PROBLEM TO WORK ON> Print all records exactly, leaving nothing out.

________________

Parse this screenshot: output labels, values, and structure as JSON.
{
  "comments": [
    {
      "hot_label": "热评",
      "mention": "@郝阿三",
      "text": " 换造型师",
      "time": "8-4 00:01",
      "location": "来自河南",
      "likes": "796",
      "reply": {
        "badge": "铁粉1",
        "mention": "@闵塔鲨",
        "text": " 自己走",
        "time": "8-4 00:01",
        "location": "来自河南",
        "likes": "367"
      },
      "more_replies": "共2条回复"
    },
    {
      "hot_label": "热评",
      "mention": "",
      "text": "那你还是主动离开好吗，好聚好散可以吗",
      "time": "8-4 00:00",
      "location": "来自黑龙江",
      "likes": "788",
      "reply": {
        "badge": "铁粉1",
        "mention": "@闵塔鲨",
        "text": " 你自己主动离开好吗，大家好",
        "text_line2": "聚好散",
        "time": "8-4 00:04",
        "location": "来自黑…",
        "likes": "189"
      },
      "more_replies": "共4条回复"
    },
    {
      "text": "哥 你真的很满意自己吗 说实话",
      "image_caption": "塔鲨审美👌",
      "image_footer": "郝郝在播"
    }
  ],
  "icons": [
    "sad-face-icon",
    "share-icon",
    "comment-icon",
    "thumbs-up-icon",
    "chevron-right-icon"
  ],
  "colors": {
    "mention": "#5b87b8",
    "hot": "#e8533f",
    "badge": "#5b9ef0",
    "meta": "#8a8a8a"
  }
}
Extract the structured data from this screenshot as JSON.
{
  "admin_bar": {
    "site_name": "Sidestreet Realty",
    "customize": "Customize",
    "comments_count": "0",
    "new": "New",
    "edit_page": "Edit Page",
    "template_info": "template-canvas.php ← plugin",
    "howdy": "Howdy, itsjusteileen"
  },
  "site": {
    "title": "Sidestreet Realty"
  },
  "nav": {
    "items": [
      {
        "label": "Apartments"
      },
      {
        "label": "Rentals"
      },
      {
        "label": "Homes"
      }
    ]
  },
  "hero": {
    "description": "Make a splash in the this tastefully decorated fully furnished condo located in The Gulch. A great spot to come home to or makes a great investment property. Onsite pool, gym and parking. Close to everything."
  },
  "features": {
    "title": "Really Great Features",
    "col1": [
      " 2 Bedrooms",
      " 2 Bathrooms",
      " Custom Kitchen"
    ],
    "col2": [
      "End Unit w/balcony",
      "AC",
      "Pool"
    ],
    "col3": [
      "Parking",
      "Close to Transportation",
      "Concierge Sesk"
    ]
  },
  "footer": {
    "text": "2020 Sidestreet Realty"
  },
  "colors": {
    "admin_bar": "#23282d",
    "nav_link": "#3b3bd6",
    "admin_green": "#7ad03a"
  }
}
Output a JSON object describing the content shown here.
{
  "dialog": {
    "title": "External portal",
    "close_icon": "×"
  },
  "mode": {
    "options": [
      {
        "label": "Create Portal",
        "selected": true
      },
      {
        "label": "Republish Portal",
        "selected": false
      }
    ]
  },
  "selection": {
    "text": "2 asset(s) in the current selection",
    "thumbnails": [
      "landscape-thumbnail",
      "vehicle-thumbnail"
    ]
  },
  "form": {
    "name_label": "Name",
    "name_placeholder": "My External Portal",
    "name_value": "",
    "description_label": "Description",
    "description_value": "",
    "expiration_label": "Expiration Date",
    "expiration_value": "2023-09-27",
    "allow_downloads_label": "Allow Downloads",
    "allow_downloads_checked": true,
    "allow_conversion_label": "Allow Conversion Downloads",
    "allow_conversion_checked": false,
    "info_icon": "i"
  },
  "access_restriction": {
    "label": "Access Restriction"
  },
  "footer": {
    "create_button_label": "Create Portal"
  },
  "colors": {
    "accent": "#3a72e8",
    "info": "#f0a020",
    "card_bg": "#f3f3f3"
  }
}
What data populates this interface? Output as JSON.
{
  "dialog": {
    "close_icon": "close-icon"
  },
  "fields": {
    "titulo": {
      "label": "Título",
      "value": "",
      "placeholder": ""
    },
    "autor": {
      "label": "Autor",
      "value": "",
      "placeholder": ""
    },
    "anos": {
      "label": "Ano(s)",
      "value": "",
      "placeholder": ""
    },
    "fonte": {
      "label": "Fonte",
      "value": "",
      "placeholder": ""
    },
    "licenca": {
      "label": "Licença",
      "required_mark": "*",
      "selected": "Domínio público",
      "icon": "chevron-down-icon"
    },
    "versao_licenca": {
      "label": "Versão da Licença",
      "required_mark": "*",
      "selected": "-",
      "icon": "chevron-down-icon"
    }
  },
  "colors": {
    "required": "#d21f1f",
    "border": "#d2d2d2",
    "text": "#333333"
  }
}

________________

RESPONSE TO THE EXERCISE>
Parse this screenshot: output labels, values, and structure as JSON.
{
  "comments": [
    {
      "hot_label": "热评",
      "mention": "@郝阿三",
      "text": " 换造型师",
      "time": "8-4 00:01",
      "location": "来自河南",
      "likes": "796",
      "reply": {
        "badge": "铁粉1",
        "mention": "@闵塔鲨",
        "text": " 自己走",
        "time": "8-4 00:01",
        "location": "来自河南",
        "likes": "367"
      },
      "more_replies": "共2条回复"
    },
    {
      "hot_label": "热评",
      "mention": "",
      "text": "那你还是主动离开好吗，好聚好散可以吗",
      "time": "8-4 00:00",
      "location": "来自黑龙江",
      "likes": "788",
      "reply": {
        "badge": "铁粉1",
        "mention": "@闵塔鲨",
        "text": " 你自己主动离开好吗，大家好",
        "text_line2": "聚好散",
        "time": "8-4 00:04",
        "location": "来自黑…",
        "likes": "189"
      },
      "more_replies": "共4条回复"
    },
    {
      "text": "哥 你真的很满意自己吗 说实话",
      "image_caption": "塔鲨审美👌",
      "image_footer": "郝郝在播"
    }
  ],
  "icons": [
    "sad-face-icon",
    "share-icon",
    "comment-icon",
    "thumbs-up-icon",
    "chevron-right-icon"
  ],
  "colors": {
    "mention": "#5b87b8",
    "hot": "#e8533f",
    "badge": "#5b9ef0",
    "meta": "#8a8a8a"
  }
}
Extract the structured data from this screenshot as JSON.
{
  "admin_bar": {
    "site_name": "Sidestreet Realty",
    "customize": "Customize",
    "comments_count": "0",
    "new": "New",
    "edit_page": "Edit Page",
    "template_info": "template-canvas.php ← plugin",
    "howdy": "Howdy, itsjusteileen"
  },
  "site": {
    "title": "Sidestreet Realty"
  },
  "nav": {
    "items": [
      {
        "label": "Apartments"
      },
      {
        "label": "Rentals"
      },
      {
        "label": "Homes"
      }
    ]
  },
  "hero": {
    "description": "Make a splash in the this tastefully decorated fully furnished condo located in The Gulch. A great spot to come home to or makes a great investment property. Onsite pool, gym and parking. Close to everything."
  },
  "features": {
    "title": "Really Great Features",
    "col1": [
      " 2 Bedrooms",
      " 2 Bathrooms",
      " Custom Kitchen"
    ],
    "col2": [
      "End Unit w/balcony",
      "AC",
      "Pool"
    ],
    "col3": [
      "Parking",
      "Close to Transportation",
      "Concierge Sesk"
    ]
  },
  "footer": {
    "text": "2020 Sidestreet Realty"
  },
  "colors": {
    "admin_bar": "#23282d",
    "nav_link": "#3b3bd6",
    "admin_green": "#7ad03a"
  }
}
Output a JSON object describing the content shown here.
{
  "dialog": {
    "title": "External portal",
    "close_icon": "×"
  },
  "mode": {
    "options": [
      {
        "label": "Create Portal",
        "selected": true
      },
      {
        "label": "Republish Portal",
        "selected": false
      }
    ]
  },
  "selection": {
    "text": "2 asset(s) in the current selection",
    "thumbnails": [
      "landscape-thumbnail",
      "vehicle-thumbnail"
    ]
  },
  "form": {
    "name_label": "Name",
    "name_placeholder": "My External Portal",
    "name_value": "",
    "description_label": "Description",
    "description_value": "",
    "expiration_label": "Expiration Date",
    "expiration_value": "2023-09-27",
    "allow_downloads_label": "Allow Downloads",
    "allow_downloads_checked": true,
    "allow_conversion_label": "Allow Conversion Downloads",
    "allow_conversion_checked": false,
    "info_icon": "i"
  },
  "access_restriction": {
    "label": "Access Restriction"
  },
  "footer": {
    "create_button_label": "Create Portal"
  },
  "colors": {
    "accent": "#3a72e8",
    "info": "#f0a020",
    "card_bg": "#f3f3f3"
  }
}
What data populates this interface? Output as JSON.
{
  "dialog": {
    "close_icon": "close-icon"
  },
  "fields": {
    "titulo": {
      "label": "Título",
      "value": "",
      "placeholder": ""
    },
    "autor": {
      "label": "Autor",
      "value": "",
      "placeholder": ""
    },
    "anos": {
      "label": "Ano(s)",
      "value": "",
      "placeholder": ""
    },
    "fonte": {
      "label": "Fonte",
      "value": "",
      "placeholder": ""
    },
    "licenca": {
      "label": "Licença",
      "required_mark": "*",
      "selected": "Domínio público",
      "icon": "chevron-down-icon"
    },
    "versao_licenca": {
      "label": "Versão da Licença",
      "required_mark": "*",
      "selected": "-",
      "icon": "chevron-down-icon"
    }
  },
  "colors": {
    "required": "#d21f1f",
    "border": "#d2d2d2",
    "text": "#333333"
  }
}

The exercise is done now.